Retype all material exactly. Pictures stay out of the copy.

-------- Listing

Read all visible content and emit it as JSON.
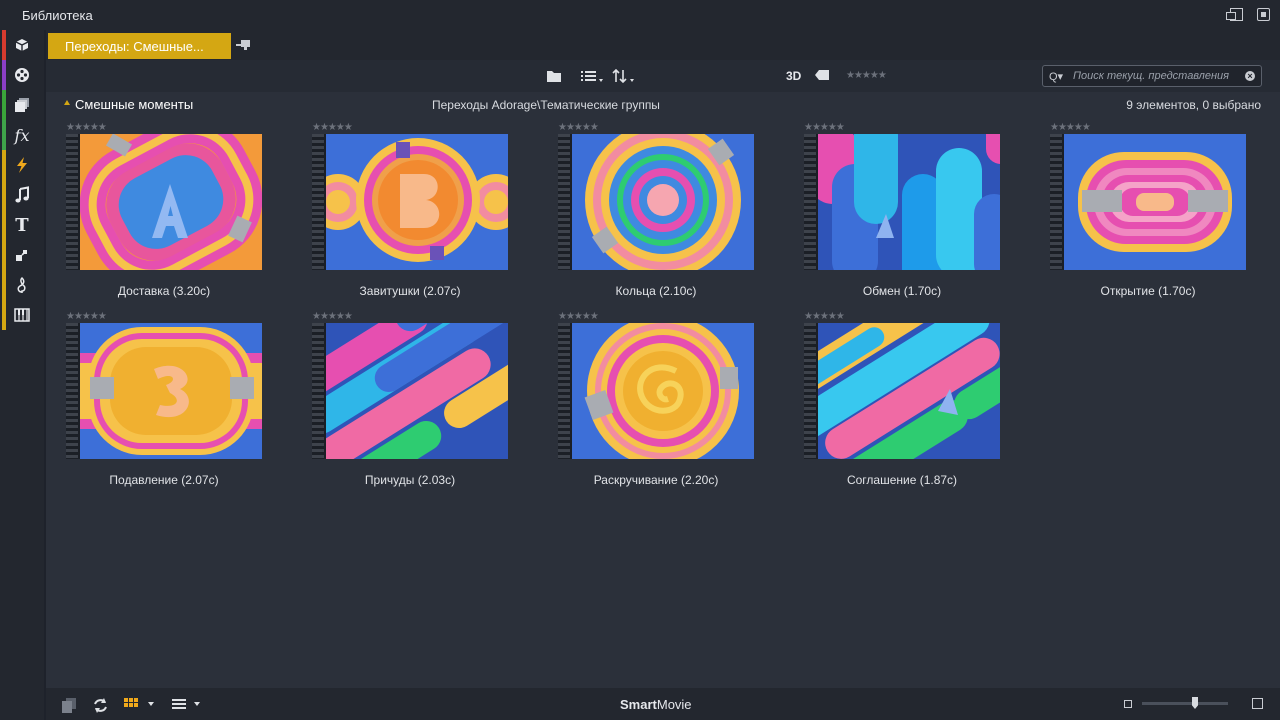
{
  "window": {
    "title": "Библиотека"
  },
  "tab": {
    "label": "Переходы: Смешные..."
  },
  "toolbar": {
    "label_3d": "3D",
    "stars": "★★★★★"
  },
  "search": {
    "placeholder": "Поиск текущ. представления"
  },
  "group": {
    "name": "Смешные моменты",
    "path": "Переходы Adorage\\Тематические группы",
    "count": "9 элементов, 0 выбрано"
  },
  "sidebar": {
    "items": [
      {
        "name": "box-icon",
        "color": "#d63b2f"
      },
      {
        "name": "film-reel-icon",
        "color": "#8b3fc4"
      },
      {
        "name": "stack-icon",
        "color": "#3aa53a"
      },
      {
        "name": "fx-icon",
        "color": "#3fa34a"
      },
      {
        "name": "transition-icon",
        "color": "#d4a713"
      },
      {
        "name": "music-note-icon",
        "color": "#d4a713"
      },
      {
        "name": "title-icon",
        "color": "#d4a713"
      },
      {
        "name": "montage-icon",
        "color": "#d4a713"
      },
      {
        "name": "score-icon",
        "color": "#d4a713"
      },
      {
        "name": "piano-icon",
        "color": "#d4a713"
      }
    ]
  },
  "items": [
    {
      "name": "Доставка (3.20с)",
      "stars": "★★★★★",
      "art": "A"
    },
    {
      "name": "Завитушки (2.07с)",
      "stars": "★★★★★",
      "art": "B"
    },
    {
      "name": "Кольца (2.10с)",
      "stars": "★★★★★",
      "art": "rings"
    },
    {
      "name": "Обмен (1.70с)",
      "stars": "★★★★★",
      "art": "pills"
    },
    {
      "name": "Открытие (1.70с)",
      "stars": "★★★★★",
      "art": "tunnel"
    },
    {
      "name": "Подавление (2.07с)",
      "stars": "★★★★★",
      "art": "tunnel-orange"
    },
    {
      "name": "Причуды (2.03с)",
      "stars": "★★★★★",
      "art": "diag"
    },
    {
      "name": "Раскручивание (2.20с)",
      "stars": "★★★★★",
      "art": "swirl"
    },
    {
      "name": "Соглашение (1.87с)",
      "stars": "★★★★★",
      "art": "diag-green"
    }
  ],
  "bottom": {
    "brand_bold": "Smart",
    "brand_regular": "Movie"
  },
  "colors": {
    "accent": "#d4a713",
    "background": "#2b303a",
    "thumb_blue": "#3d6fd8"
  }
}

----------------

→ Solution to this problem
Read all visible content and emit it as JSON.
{
  "window": {
    "title": "Библиотека"
  },
  "tab": {
    "label": "Переходы: Смешные..."
  },
  "toolbar": {
    "label_3d": "3D",
    "stars": "★★★★★"
  },
  "search": {
    "placeholder": "Поиск текущ. представления"
  },
  "group": {
    "name": "Смешные моменты",
    "path": "Переходы Adorage\\Тематические группы",
    "count": "9 элементов, 0 выбрано"
  },
  "sidebar": {
    "items": [
      {
        "name": "box-icon",
        "color": "#d63b2f"
      },
      {
        "name": "film-reel-icon",
        "color": "#8b3fc4"
      },
      {
        "name": "stack-icon",
        "color": "#3aa53a"
      },
      {
        "name": "fx-icon",
        "color": "#3fa34a"
      },
      {
        "name": "transition-icon",
        "color": "#d4a713"
      },
      {
        "name": "music-note-icon",
        "color": "#d4a713"
      },
      {
        "name": "title-icon",
        "color": "#d4a713"
      },
      {
        "name": "montage-icon",
        "color": "#d4a713"
      },
      {
        "name": "score-icon",
        "color": "#d4a713"
      },
      {
        "name": "piano-icon",
        "color": "#d4a713"
      }
    ]
  },
  "items": [
    {
      "name": "Доставка (3.20с)",
      "stars": "★★★★★",
      "art": "A"
    },
    {
      "name": "Завитушки (2.07с)",
      "stars": "★★★★★",
      "art": "B"
    },
    {
      "name": "Кольца (2.10с)",
      "stars": "★★★★★",
      "art": "rings"
    },
    {
      "name": "Обмен (1.70с)",
      "stars": "★★★★★",
      "art": "pills"
    },
    {
      "name": "Открытие (1.70с)",
      "stars": "★★★★★",
      "art": "tunnel"
    },
    {
      "name": "Подавление (2.07с)",
      "stars": "★★★★★",
      "art": "tunnel-orange"
    },
    {
      "name": "Причуды (2.03с)",
      "stars": "★★★★★",
      "art": "diag"
    },
    {
      "name": "Раскручивание (2.20с)",
      "stars": "★★★★★",
      "art": "swirl"
    },
    {
      "name": "Соглашение (1.87с)",
      "stars": "★★★★★",
      "art": "diag-green"
    }
  ],
  "bottom": {
    "brand_bold": "Smart",
    "brand_regular": "Movie"
  },
  "colors": {
    "accent": "#d4a713",
    "background": "#2b303a",
    "thumb_blue": "#3d6fd8"
  }
}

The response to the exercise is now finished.